─── SOURCE MATERIAL

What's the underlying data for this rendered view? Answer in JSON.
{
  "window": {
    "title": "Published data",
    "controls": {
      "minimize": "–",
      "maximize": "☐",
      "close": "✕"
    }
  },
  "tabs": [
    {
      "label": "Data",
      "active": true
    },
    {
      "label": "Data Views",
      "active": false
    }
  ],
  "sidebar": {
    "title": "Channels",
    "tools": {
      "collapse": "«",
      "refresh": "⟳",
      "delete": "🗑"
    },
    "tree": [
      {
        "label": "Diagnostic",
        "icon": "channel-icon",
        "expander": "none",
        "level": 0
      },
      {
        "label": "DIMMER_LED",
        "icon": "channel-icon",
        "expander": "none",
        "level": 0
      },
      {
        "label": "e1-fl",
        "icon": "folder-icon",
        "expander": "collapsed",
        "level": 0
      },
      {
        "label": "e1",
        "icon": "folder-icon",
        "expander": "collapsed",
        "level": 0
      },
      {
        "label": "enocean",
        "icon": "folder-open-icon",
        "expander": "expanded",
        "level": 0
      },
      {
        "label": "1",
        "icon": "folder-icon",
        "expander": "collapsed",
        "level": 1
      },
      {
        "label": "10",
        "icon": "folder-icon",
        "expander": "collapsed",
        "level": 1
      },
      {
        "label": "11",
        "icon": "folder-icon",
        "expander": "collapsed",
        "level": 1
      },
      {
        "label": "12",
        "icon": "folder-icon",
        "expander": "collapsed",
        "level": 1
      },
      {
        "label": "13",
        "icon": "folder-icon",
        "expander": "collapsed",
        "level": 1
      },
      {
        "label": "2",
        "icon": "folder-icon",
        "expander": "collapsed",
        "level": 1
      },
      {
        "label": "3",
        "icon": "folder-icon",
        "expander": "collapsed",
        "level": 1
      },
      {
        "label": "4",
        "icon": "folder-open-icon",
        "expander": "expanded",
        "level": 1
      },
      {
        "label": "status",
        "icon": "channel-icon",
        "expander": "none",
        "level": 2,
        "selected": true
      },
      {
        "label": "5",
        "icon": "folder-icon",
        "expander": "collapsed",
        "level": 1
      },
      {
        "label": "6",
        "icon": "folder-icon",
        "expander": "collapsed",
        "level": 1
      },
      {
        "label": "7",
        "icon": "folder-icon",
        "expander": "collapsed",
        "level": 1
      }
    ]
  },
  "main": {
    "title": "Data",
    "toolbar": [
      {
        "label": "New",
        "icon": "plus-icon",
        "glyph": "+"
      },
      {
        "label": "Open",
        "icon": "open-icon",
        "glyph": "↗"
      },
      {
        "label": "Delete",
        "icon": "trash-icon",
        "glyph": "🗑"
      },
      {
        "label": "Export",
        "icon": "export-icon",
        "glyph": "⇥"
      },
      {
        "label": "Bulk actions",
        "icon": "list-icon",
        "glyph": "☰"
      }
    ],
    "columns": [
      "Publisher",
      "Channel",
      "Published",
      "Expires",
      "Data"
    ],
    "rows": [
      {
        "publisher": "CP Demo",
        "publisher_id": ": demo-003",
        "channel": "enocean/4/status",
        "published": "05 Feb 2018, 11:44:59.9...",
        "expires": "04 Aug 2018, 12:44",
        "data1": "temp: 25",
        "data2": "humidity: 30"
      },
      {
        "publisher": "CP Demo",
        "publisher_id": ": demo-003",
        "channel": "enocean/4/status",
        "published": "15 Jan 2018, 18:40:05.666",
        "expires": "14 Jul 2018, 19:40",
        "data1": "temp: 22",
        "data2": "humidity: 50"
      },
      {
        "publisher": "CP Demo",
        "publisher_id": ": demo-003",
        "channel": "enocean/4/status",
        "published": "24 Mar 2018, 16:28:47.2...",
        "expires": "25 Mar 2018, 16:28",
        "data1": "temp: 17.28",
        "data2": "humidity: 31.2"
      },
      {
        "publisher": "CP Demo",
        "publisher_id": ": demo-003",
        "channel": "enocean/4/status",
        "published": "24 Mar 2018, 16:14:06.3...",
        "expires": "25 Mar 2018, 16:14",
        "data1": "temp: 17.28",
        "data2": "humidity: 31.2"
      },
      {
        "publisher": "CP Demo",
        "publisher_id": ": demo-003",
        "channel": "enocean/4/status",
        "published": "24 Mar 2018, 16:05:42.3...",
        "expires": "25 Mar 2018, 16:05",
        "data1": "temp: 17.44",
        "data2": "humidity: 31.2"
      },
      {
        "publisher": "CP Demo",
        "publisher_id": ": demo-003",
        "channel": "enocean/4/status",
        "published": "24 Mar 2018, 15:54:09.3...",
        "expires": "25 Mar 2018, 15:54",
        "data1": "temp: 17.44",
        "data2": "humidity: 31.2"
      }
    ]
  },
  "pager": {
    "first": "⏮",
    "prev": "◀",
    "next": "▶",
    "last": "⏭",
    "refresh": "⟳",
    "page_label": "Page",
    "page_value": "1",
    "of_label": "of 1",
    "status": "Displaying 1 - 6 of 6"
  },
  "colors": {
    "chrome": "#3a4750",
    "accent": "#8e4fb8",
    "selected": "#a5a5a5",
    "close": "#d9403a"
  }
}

──────

* WHAT IS NEEDED *
The lines above should be duplicated exactly.

* WORKED ANSWER *
What's the underlying data for this rendered view? Answer in JSON.
{
  "window": {
    "title": "Published data",
    "controls": {
      "minimize": "–",
      "maximize": "☐",
      "close": "✕"
    }
  },
  "tabs": [
    {
      "label": "Data",
      "active": true
    },
    {
      "label": "Data Views",
      "active": false
    }
  ],
  "sidebar": {
    "title": "Channels",
    "tools": {
      "collapse": "«",
      "refresh": "⟳",
      "delete": "🗑"
    },
    "tree": [
      {
        "label": "Diagnostic",
        "icon": "channel-icon",
        "expander": "none",
        "level": 0
      },
      {
        "label": "DIMMER_LED",
        "icon": "channel-icon",
        "expander": "none",
        "level": 0
      },
      {
        "label": "e1-fl",
        "icon": "folder-icon",
        "expander": "collapsed",
        "level": 0
      },
      {
        "label": "e1",
        "icon": "folder-icon",
        "expander": "collapsed",
        "level": 0
      },
      {
        "label": "enocean",
        "icon": "folder-open-icon",
        "expander": "expanded",
        "level": 0
      },
      {
        "label": "1",
        "icon": "folder-icon",
        "expander": "collapsed",
        "level": 1
      },
      {
        "label": "10",
        "icon": "folder-icon",
        "expander": "collapsed",
        "level": 1
      },
      {
        "label": "11",
        "icon": "folder-icon",
        "expander": "collapsed",
        "level": 1
      },
      {
        "label": "12",
        "icon": "folder-icon",
        "expander": "collapsed",
        "level": 1
      },
      {
        "label": "13",
        "icon": "folder-icon",
        "expander": "collapsed",
        "level": 1
      },
      {
        "label": "2",
        "icon": "folder-icon",
        "expander": "collapsed",
        "level": 1
      },
      {
        "label": "3",
        "icon": "folder-icon",
        "expander": "collapsed",
        "level": 1
      },
      {
        "label": "4",
        "icon": "folder-open-icon",
        "expander": "expanded",
        "level": 1
      },
      {
        "label": "status",
        "icon": "channel-icon",
        "expander": "none",
        "level": 2,
        "selected": true
      },
      {
        "label": "5",
        "icon": "folder-icon",
        "expander": "collapsed",
        "level": 1
      },
      {
        "label": "6",
        "icon": "folder-icon",
        "expander": "collapsed",
        "level": 1
      },
      {
        "label": "7",
        "icon": "folder-icon",
        "expander": "collapsed",
        "level": 1
      }
    ]
  },
  "main": {
    "title": "Data",
    "toolbar": [
      {
        "label": "New",
        "icon": "plus-icon",
        "glyph": "+"
      },
      {
        "label": "Open",
        "icon": "open-icon",
        "glyph": "↗"
      },
      {
        "label": "Delete",
        "icon": "trash-icon",
        "glyph": "🗑"
      },
      {
        "label": "Export",
        "icon": "export-icon",
        "glyph": "⇥"
      },
      {
        "label": "Bulk actions",
        "icon": "list-icon",
        "glyph": "☰"
      }
    ],
    "columns": [
      "Publisher",
      "Channel",
      "Published",
      "Expires",
      "Data"
    ],
    "rows": [
      {
        "publisher": "CP Demo",
        "publisher_id": ": demo-003",
        "channel": "enocean/4/status",
        "published": "05 Feb 2018, 11:44:59.9...",
        "expires": "04 Aug 2018, 12:44",
        "data1": "temp: 25",
        "data2": "humidity: 30"
      },
      {
        "publisher": "CP Demo",
        "publisher_id": ": demo-003",
        "channel": "enocean/4/status",
        "published": "15 Jan 2018, 18:40:05.666",
        "expires": "14 Jul 2018, 19:40",
        "data1": "temp: 22",
        "data2": "humidity: 50"
      },
      {
        "publisher": "CP Demo",
        "publisher_id": ": demo-003",
        "channel": "enocean/4/status",
        "published": "24 Mar 2018, 16:28:47.2...",
        "expires": "25 Mar 2018, 16:28",
        "data1": "temp: 17.28",
        "data2": "humidity: 31.2"
      },
      {
        "publisher": "CP Demo",
        "publisher_id": ": demo-003",
        "channel": "enocean/4/status",
        "published": "24 Mar 2018, 16:14:06.3...",
        "expires": "25 Mar 2018, 16:14",
        "data1": "temp: 17.28",
        "data2": "humidity: 31.2"
      },
      {
        "publisher": "CP Demo",
        "publisher_id": ": demo-003",
        "channel": "enocean/4/status",
        "published": "24 Mar 2018, 16:05:42.3...",
        "expires": "25 Mar 2018, 16:05",
        "data1": "temp: 17.44",
        "data2": "humidity: 31.2"
      },
      {
        "publisher": "CP Demo",
        "publisher_id": ": demo-003",
        "channel": "enocean/4/status",
        "published": "24 Mar 2018, 15:54:09.3...",
        "expires": "25 Mar 2018, 15:54",
        "data1": "temp: 17.44",
        "data2": "humidity: 31.2"
      }
    ]
  },
  "pager": {
    "first": "⏮",
    "prev": "◀",
    "next": "▶",
    "last": "⏭",
    "refresh": "⟳",
    "page_label": "Page",
    "page_value": "1",
    "of_label": "of 1",
    "status": "Displaying 1 - 6 of 6"
  },
  "colors": {
    "chrome": "#3a4750",
    "accent": "#8e4fb8",
    "selected": "#a5a5a5",
    "close": "#d9403a"
  }
}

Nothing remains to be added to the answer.